To be done :: Reproduce every line of the records below verbatim, without any changes.

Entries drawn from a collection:
%%

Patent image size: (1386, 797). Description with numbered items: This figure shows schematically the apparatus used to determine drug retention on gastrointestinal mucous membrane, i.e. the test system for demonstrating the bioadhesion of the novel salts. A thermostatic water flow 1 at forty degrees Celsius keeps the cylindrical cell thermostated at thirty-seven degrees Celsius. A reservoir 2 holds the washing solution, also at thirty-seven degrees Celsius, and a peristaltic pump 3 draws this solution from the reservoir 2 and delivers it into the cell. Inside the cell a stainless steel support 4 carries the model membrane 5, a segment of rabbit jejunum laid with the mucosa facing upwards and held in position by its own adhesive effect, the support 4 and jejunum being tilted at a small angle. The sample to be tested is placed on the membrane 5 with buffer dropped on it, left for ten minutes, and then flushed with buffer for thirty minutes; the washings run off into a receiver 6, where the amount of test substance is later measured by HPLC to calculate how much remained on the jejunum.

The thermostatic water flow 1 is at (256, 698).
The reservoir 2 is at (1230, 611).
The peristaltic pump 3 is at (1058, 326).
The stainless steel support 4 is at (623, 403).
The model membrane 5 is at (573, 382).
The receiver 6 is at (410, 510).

%%

Answer below ::
Patent image size: (1386, 797). Description with numbered items: This figure shows schematically the apparatus used to determine drug retention on gastrointestinal mucous membrane, i.e. the test system for demonstrating the bioadhesion of the novel salts. A thermostatic water flow 1 at forty degrees Celsius keeps the cylindrical cell thermostated at thirty-seven degrees Celsius. A reservoir 2 holds the washing solution, also at thirty-seven degrees Celsius, and a peristaltic pump 3 draws this solution from the reservoir 2 and delivers it into the cell. Inside the cell a stainless steel support 4 carries the model membrane 5, a segment of rabbit jejunum laid with the mucosa facing upwards and held in position by its own adhesive effect, the support 4 and jejunum being tilted at a small angle. The sample to be tested is placed on the membrane 5 with buffer dropped on it, left for ten minutes, and then flushed with buffer for thirty minutes; the washings run off into a receiver 6, where the amount of test substance is later measured by HPLC to calculate how much remained on the jejunum.

The thermostatic water flow 1 is at (256, 698).
The reservoir 2 is at (1230, 611).
The peristaltic pump 3 is at (1058, 326).
The stainless steel support 4 is at (623, 403).
The model membrane 5 is at (573, 382).
The receiver 6 is at (410, 510).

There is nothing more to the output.